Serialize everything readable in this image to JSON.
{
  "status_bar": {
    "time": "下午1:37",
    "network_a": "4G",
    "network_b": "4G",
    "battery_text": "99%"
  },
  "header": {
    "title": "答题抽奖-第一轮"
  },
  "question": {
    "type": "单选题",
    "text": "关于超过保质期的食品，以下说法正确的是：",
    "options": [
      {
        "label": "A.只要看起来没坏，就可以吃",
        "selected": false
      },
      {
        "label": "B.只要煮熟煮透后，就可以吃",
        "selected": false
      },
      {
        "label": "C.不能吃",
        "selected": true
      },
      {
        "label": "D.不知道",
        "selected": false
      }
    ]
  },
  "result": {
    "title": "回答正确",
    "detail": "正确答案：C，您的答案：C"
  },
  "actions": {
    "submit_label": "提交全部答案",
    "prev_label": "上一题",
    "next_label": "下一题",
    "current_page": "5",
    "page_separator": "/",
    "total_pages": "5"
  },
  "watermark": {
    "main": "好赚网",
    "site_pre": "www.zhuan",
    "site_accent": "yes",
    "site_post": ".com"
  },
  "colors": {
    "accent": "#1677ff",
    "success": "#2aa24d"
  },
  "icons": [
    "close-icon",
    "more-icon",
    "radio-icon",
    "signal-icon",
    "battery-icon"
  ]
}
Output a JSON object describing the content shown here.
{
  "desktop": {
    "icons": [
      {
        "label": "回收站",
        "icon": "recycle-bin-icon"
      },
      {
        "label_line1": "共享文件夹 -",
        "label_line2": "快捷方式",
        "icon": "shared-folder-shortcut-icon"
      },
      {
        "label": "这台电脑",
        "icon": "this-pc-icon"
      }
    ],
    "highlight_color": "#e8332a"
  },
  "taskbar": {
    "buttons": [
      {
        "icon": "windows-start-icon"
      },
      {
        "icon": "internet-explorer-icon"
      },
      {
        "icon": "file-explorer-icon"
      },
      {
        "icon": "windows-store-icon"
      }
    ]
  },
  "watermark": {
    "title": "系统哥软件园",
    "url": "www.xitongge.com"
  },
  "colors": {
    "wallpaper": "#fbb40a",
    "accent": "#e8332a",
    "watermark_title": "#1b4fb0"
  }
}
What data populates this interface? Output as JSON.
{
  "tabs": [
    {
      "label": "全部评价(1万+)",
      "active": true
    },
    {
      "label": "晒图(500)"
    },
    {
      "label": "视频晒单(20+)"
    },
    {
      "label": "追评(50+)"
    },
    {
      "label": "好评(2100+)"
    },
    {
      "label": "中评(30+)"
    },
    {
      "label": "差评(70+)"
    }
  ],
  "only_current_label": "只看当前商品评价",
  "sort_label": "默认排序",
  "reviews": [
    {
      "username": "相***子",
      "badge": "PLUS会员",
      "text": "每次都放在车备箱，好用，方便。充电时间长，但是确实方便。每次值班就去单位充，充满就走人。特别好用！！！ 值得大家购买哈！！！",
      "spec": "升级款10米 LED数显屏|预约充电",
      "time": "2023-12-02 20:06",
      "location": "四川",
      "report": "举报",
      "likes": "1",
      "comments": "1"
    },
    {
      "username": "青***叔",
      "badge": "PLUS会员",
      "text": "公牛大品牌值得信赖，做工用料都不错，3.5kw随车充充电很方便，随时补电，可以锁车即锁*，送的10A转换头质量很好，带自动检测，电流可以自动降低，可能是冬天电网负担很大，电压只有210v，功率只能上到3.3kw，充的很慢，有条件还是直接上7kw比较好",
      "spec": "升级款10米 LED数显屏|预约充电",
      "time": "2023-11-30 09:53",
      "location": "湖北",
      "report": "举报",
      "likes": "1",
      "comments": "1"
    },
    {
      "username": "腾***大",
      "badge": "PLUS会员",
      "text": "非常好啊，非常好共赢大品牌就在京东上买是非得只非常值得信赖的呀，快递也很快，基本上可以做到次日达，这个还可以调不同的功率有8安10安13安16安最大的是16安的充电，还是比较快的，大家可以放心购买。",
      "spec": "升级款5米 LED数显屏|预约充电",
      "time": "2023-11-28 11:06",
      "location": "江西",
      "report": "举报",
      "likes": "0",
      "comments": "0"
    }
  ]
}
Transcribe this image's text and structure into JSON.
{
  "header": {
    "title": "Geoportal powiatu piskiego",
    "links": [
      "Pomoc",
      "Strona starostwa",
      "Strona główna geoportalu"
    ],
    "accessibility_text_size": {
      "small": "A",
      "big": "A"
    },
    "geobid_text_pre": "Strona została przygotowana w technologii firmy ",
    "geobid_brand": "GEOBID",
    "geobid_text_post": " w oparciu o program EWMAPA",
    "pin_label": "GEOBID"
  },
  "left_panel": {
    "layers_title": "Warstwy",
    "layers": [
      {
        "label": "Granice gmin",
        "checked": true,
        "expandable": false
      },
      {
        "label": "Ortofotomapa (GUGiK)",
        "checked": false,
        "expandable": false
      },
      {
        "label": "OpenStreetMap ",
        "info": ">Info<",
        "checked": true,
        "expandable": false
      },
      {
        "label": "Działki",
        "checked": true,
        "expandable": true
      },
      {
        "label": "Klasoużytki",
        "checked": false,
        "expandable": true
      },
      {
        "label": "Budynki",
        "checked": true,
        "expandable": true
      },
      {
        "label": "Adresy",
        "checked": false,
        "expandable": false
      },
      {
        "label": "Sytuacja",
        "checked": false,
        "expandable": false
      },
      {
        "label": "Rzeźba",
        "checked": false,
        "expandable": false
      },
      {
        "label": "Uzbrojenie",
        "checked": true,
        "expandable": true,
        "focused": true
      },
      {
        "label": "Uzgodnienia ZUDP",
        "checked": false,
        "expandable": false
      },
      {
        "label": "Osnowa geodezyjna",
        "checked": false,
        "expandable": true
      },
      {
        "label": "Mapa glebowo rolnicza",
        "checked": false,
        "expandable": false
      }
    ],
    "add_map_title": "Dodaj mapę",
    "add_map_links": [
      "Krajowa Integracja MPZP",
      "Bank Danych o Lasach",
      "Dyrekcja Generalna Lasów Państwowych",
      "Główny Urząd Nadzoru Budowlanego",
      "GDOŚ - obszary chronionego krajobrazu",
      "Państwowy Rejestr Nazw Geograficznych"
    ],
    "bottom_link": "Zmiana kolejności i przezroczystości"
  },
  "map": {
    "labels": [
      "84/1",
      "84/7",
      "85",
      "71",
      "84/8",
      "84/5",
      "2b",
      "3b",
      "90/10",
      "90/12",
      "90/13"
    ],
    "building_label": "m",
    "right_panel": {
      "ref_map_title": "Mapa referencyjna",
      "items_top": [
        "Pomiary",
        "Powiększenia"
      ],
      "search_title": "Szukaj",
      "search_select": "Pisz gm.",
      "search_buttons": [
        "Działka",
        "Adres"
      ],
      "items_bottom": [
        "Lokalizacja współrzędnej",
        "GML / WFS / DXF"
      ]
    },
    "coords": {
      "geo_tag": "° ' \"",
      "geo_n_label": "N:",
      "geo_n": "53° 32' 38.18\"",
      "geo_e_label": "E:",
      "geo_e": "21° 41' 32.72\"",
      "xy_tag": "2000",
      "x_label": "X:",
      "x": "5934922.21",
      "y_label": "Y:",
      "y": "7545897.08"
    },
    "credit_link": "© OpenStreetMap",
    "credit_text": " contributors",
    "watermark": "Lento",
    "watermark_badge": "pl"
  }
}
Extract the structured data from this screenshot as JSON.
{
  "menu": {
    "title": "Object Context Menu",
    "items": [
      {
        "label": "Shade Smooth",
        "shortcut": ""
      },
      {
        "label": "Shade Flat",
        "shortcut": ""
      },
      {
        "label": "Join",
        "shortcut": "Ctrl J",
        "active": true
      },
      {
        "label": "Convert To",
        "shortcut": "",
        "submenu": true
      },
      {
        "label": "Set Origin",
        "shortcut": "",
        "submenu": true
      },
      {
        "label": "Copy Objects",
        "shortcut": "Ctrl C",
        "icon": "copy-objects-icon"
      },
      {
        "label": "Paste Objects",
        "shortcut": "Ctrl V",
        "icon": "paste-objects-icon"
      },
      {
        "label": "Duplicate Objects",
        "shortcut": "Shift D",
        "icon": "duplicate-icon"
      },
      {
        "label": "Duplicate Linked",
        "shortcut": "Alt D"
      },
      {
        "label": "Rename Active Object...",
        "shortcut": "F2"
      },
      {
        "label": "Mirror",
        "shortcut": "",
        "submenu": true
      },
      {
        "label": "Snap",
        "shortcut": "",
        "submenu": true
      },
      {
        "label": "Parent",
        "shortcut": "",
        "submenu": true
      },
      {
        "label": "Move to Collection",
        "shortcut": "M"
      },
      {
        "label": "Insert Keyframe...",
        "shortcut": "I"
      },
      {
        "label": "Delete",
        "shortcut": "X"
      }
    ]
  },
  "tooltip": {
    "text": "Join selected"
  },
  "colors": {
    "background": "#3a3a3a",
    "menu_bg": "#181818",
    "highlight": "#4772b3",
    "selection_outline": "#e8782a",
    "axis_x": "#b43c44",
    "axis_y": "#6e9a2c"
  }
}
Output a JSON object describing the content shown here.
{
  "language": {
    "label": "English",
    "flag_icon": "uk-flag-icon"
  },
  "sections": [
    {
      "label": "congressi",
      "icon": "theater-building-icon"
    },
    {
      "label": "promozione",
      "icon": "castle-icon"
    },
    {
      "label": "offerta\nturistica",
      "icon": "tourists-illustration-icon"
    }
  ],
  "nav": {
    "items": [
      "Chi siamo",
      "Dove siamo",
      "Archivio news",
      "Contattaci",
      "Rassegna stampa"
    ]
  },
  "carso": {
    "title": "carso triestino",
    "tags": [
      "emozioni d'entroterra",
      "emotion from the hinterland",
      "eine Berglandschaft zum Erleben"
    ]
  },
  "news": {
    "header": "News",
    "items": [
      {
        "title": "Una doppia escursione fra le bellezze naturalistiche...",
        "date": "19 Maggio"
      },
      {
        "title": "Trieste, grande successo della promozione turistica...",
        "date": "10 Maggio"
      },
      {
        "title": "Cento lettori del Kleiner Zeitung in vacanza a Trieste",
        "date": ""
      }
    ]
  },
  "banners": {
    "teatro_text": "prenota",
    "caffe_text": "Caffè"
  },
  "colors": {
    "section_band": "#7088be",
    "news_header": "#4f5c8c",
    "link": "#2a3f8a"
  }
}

# What needs to be done:
Look through the entries above; copy each line where the string "就可以吃" appears.

# Output for this exercise:
        "label": "A.只要看起来没坏，就可以吃",
        "label": "B.只要煮熟煮透后，就可以吃",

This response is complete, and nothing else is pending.